Description of the task: Only lines holding the word "jade" should be copied from the material.

Extracted data entries:
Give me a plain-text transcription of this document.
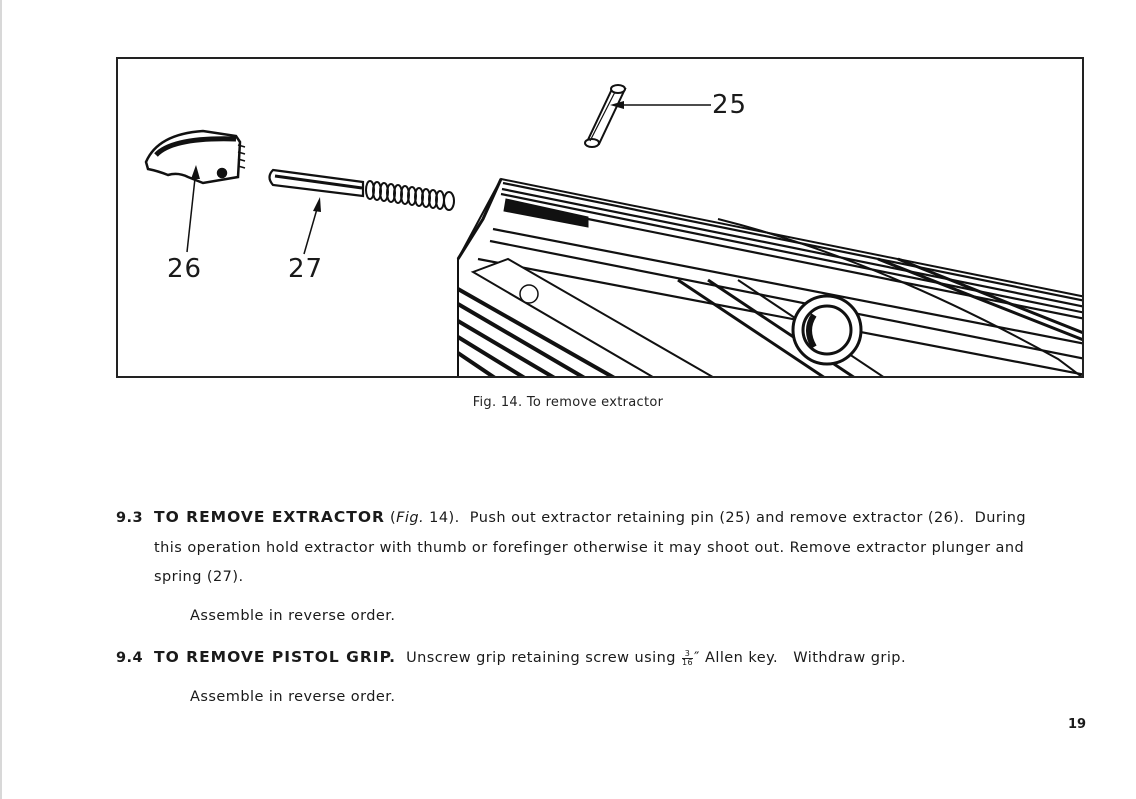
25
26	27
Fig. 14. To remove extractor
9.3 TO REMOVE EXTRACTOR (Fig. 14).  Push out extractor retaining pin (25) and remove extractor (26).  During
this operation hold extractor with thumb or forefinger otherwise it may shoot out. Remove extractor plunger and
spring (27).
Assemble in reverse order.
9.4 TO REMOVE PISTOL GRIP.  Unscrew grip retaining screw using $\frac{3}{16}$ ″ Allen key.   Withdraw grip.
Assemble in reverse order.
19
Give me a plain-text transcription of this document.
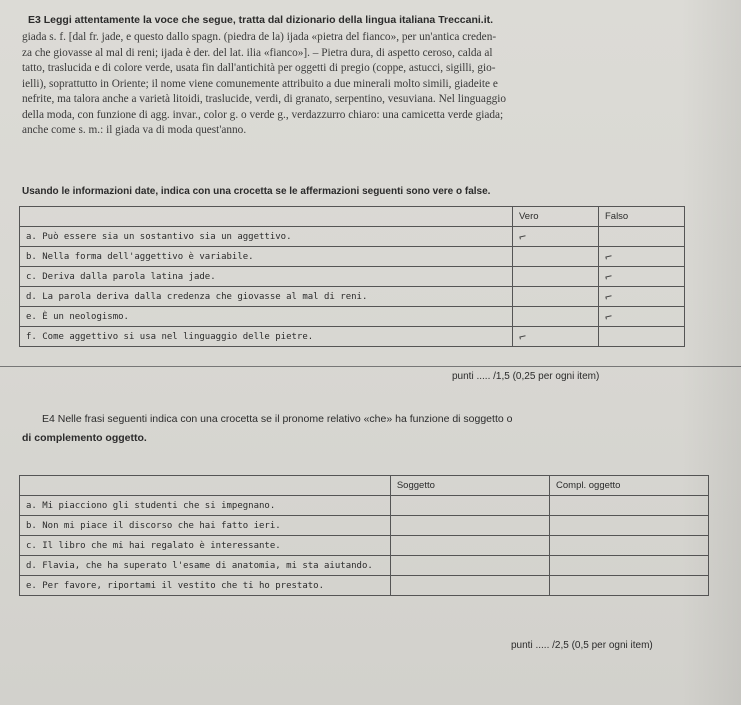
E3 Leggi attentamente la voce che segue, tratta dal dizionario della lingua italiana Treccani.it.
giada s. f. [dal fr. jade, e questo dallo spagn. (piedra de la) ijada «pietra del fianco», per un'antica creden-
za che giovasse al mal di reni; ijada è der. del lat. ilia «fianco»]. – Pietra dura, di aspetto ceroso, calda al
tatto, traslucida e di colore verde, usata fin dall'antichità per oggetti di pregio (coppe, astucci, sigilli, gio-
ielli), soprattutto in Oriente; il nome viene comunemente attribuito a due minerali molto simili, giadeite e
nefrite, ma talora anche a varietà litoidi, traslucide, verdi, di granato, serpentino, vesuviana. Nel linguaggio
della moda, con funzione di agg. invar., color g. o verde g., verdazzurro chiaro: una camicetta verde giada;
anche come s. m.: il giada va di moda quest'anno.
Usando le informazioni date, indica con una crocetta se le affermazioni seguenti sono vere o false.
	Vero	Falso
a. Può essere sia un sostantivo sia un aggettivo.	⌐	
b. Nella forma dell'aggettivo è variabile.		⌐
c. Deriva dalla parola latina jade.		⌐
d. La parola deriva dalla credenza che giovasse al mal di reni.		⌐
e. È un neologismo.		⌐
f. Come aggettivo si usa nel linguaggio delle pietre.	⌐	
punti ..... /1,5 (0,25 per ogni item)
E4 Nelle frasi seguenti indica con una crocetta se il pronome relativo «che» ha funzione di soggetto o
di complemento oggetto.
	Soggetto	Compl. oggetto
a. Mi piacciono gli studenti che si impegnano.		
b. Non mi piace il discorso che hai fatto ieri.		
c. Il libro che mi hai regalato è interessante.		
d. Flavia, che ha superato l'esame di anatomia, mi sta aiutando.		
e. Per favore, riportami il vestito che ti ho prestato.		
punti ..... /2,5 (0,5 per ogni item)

--

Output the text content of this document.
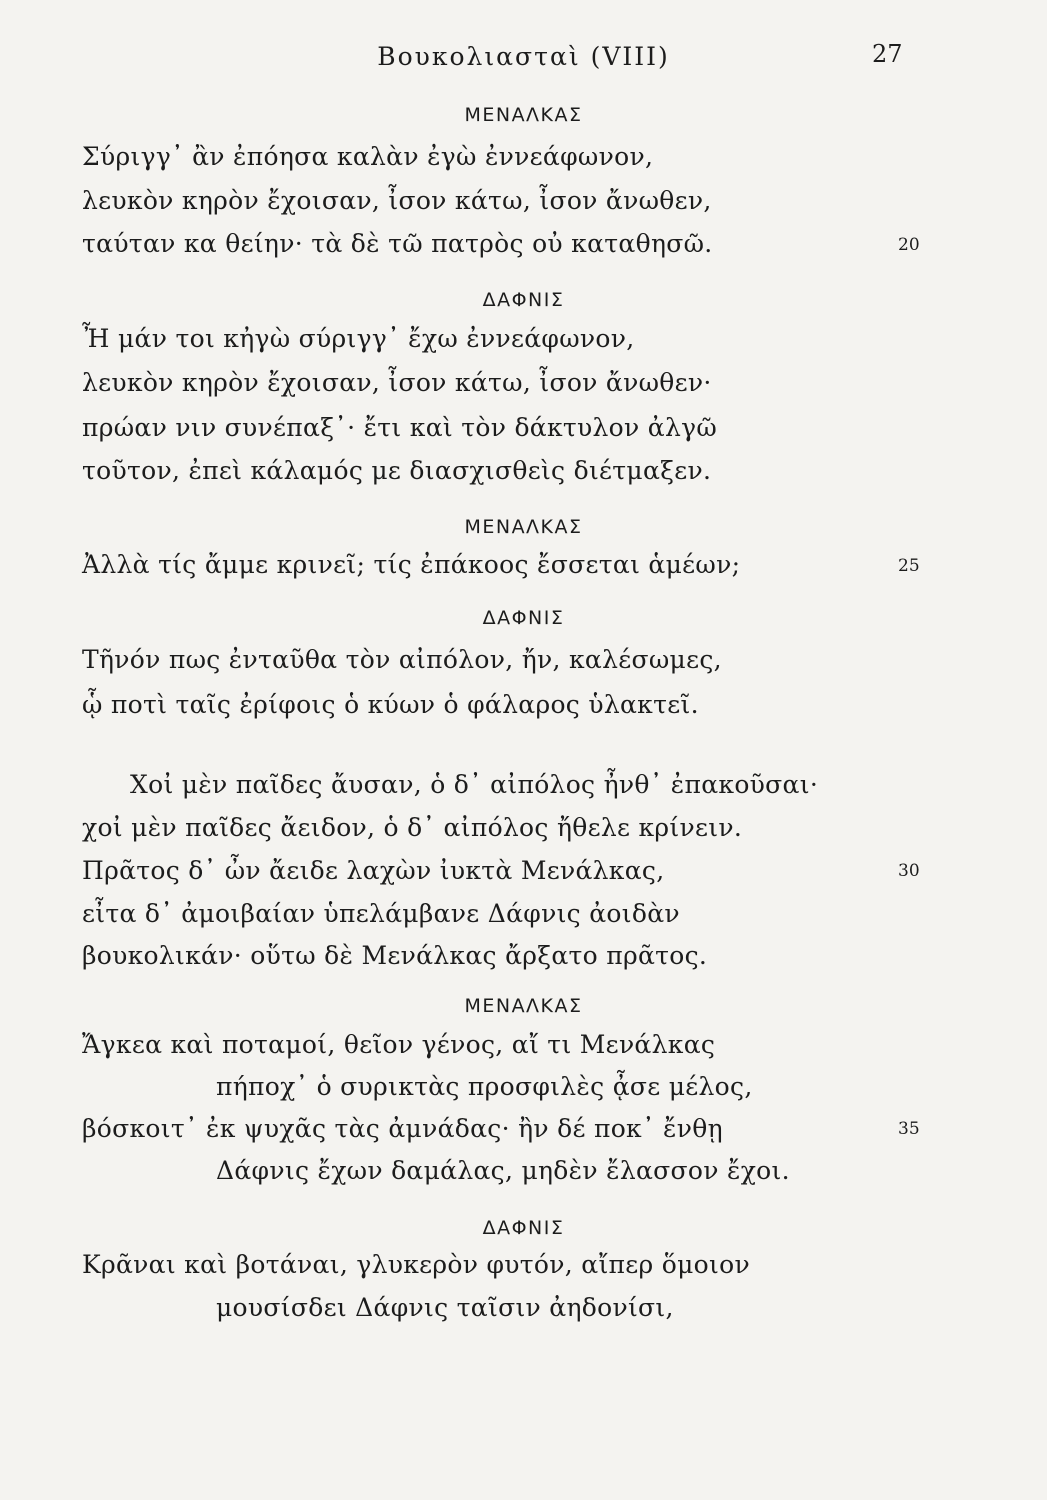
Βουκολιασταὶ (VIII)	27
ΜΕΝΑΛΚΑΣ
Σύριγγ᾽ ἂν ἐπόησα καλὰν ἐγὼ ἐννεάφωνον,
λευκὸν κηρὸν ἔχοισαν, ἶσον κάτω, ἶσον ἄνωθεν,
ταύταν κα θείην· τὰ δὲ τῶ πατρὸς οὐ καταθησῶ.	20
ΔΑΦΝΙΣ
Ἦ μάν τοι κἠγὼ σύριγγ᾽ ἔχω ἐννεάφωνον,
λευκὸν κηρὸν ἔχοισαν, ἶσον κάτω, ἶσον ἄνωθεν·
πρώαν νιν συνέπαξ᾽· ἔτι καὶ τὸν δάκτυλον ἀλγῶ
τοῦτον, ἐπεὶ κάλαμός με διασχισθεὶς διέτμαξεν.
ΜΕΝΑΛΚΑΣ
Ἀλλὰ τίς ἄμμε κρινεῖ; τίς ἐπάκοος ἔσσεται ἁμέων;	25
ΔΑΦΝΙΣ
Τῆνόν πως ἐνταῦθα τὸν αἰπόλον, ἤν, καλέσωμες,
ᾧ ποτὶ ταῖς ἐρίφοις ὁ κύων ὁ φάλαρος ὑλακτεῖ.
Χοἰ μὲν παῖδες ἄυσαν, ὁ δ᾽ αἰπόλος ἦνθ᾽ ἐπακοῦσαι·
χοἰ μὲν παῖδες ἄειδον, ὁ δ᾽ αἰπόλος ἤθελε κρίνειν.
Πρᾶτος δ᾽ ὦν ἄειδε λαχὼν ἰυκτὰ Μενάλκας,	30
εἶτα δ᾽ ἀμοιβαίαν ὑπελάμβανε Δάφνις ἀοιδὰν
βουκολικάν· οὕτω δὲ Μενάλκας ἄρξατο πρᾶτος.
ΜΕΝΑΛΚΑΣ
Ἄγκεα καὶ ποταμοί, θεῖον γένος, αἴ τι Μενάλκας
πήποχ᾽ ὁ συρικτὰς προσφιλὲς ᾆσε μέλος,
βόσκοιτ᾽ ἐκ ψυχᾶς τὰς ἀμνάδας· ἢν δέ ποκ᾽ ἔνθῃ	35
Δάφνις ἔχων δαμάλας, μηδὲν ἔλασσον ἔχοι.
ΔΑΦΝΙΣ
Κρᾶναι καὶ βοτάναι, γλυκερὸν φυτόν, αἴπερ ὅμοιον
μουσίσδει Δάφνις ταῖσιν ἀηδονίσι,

Answer for this exercise:
giada s. f. [dal fr. jade, e questo dallo spagn. (piedra de la) ijada «pietra del fianco», per un'antica creden-
c. Deriva dalla parola latina jade.		⌐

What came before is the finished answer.